-- Recorded data start --

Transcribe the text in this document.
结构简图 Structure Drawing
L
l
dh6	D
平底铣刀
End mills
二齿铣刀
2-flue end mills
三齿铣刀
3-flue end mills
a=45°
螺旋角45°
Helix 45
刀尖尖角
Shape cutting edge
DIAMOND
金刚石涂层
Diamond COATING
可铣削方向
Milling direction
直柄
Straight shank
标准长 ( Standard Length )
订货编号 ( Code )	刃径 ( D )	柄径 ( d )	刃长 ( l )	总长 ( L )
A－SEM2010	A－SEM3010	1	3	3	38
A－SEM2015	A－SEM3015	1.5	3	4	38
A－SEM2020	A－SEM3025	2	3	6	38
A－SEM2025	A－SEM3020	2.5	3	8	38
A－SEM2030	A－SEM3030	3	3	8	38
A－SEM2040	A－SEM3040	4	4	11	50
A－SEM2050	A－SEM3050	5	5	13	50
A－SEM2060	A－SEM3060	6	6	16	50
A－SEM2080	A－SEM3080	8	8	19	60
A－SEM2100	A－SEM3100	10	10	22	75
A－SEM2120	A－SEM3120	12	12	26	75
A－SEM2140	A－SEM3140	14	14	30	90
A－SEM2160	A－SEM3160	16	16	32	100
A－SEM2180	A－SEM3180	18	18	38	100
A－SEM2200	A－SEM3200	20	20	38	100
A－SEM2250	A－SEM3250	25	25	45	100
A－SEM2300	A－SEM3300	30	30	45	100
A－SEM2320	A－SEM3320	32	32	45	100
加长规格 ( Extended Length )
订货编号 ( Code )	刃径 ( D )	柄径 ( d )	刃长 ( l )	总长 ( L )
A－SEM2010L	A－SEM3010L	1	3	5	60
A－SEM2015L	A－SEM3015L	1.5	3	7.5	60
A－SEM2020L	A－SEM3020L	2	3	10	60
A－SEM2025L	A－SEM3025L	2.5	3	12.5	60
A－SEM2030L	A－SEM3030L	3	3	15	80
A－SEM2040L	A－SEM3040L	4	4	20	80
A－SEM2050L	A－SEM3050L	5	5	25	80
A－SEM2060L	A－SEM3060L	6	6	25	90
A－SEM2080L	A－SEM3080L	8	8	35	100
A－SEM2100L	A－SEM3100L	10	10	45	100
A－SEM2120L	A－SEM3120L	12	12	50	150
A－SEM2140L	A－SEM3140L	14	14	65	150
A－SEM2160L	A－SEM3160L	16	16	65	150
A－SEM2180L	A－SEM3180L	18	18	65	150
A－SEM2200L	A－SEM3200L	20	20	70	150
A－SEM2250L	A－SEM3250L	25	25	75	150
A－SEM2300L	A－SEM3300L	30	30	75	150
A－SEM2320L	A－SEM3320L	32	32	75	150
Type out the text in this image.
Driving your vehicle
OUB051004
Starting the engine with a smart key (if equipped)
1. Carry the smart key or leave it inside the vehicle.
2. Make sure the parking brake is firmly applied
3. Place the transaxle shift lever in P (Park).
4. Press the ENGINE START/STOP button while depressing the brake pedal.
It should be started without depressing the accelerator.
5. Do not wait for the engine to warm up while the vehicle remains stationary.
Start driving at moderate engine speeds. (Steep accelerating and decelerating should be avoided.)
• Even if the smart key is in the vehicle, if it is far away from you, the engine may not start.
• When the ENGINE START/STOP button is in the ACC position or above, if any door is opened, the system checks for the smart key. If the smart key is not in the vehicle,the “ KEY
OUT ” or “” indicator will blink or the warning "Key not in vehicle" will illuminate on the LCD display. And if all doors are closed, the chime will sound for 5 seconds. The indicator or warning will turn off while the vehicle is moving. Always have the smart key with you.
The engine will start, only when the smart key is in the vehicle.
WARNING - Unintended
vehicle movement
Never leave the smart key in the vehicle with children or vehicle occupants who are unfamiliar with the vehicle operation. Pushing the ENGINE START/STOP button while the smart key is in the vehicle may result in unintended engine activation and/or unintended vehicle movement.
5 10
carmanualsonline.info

-- Recorded data end --

# The request
Restate each of the entries above verbatim.

# Answer
Transcribe the text in this document.
结构简图 Structure Drawing
L
l
dh6	D
平底铣刀
End mills
二齿铣刀
2-flue end mills
三齿铣刀
3-flue end mills
a=45°
螺旋角45°
Helix 45
刀尖尖角
Shape cutting edge
DIAMOND
金刚石涂层
Diamond COATING
可铣削方向
Milling direction
直柄
Straight shank
标准长 ( Standard Length )
订货编号 ( Code )	刃径 ( D )	柄径 ( d )	刃长 ( l )	总长 ( L )
A－SEM2010	A－SEM3010	1	3	3	38
A－SEM2015	A－SEM3015	1.5	3	4	38
A－SEM2020	A－SEM3025	2	3	6	38
A－SEM2025	A－SEM3020	2.5	3	8	38
A－SEM2030	A－SEM3030	3	3	8	38
A－SEM2040	A－SEM3040	4	4	11	50
A－SEM2050	A－SEM3050	5	5	13	50
A－SEM2060	A－SEM3060	6	6	16	50
A－SEM2080	A－SEM3080	8	8	19	60
A－SEM2100	A－SEM3100	10	10	22	75
A－SEM2120	A－SEM3120	12	12	26	75
A－SEM2140	A－SEM3140	14	14	30	90
A－SEM2160	A－SEM3160	16	16	32	100
A－SEM2180	A－SEM3180	18	18	38	100
A－SEM2200	A－SEM3200	20	20	38	100
A－SEM2250	A－SEM3250	25	25	45	100
A－SEM2300	A－SEM3300	30	30	45	100
A－SEM2320	A－SEM3320	32	32	45	100
加长规格 ( Extended Length )
订货编号 ( Code )	刃径 ( D )	柄径 ( d )	刃长 ( l )	总长 ( L )
A－SEM2010L	A－SEM3010L	1	3	5	60
A－SEM2015L	A－SEM3015L	1.5	3	7.5	60
A－SEM2020L	A－SEM3020L	2	3	10	60
A－SEM2025L	A－SEM3025L	2.5	3	12.5	60
A－SEM2030L	A－SEM3030L	3	3	15	80
A－SEM2040L	A－SEM3040L	4	4	20	80
A－SEM2050L	A－SEM3050L	5	5	25	80
A－SEM2060L	A－SEM3060L	6	6	25	90
A－SEM2080L	A－SEM3080L	8	8	35	100
A－SEM2100L	A－SEM3100L	10	10	45	100
A－SEM2120L	A－SEM3120L	12	12	50	150
A－SEM2140L	A－SEM3140L	14	14	65	150
A－SEM2160L	A－SEM3160L	16	16	65	150
A－SEM2180L	A－SEM3180L	18	18	65	150
A－SEM2200L	A－SEM3200L	20	20	70	150
A－SEM2250L	A－SEM3250L	25	25	75	150
A－SEM2300L	A－SEM3300L	30	30	75	150
A－SEM2320L	A－SEM3320L	32	32	75	150
Type out the text in this image.
Driving your vehicle
OUB051004
Starting the engine with a smart key (if equipped)
1. Carry the smart key or leave it inside the vehicle.
2. Make sure the parking brake is firmly applied
3. Place the transaxle shift lever in P (Park).
4. Press the ENGINE START/STOP button while depressing the brake pedal.
It should be started without depressing the accelerator.
5. Do not wait for the engine to warm up while the vehicle remains stationary.
Start driving at moderate engine speeds. (Steep accelerating and decelerating should be avoided.)
• Even if the smart key is in the vehicle, if it is far away from you, the engine may not start.
• When the ENGINE START/STOP button is in the ACC position or above, if any door is opened, the system checks for the smart key. If the smart key is not in the vehicle,the “ KEY
OUT ” or “” indicator will blink or the warning "Key not in vehicle" will illuminate on the LCD display. And if all doors are closed, the chime will sound for 5 seconds. The indicator or warning will turn off while the vehicle is moving. Always have the smart key with you.
The engine will start, only when the smart key is in the vehicle.
WARNING - Unintended
vehicle movement
Never leave the smart key in the vehicle with children or vehicle occupants who are unfamiliar with the vehicle operation. Pushing the ENGINE START/STOP button while the smart key is in the vehicle may result in unintended engine activation and/or unintended vehicle movement.
5 10
carmanualsonline.info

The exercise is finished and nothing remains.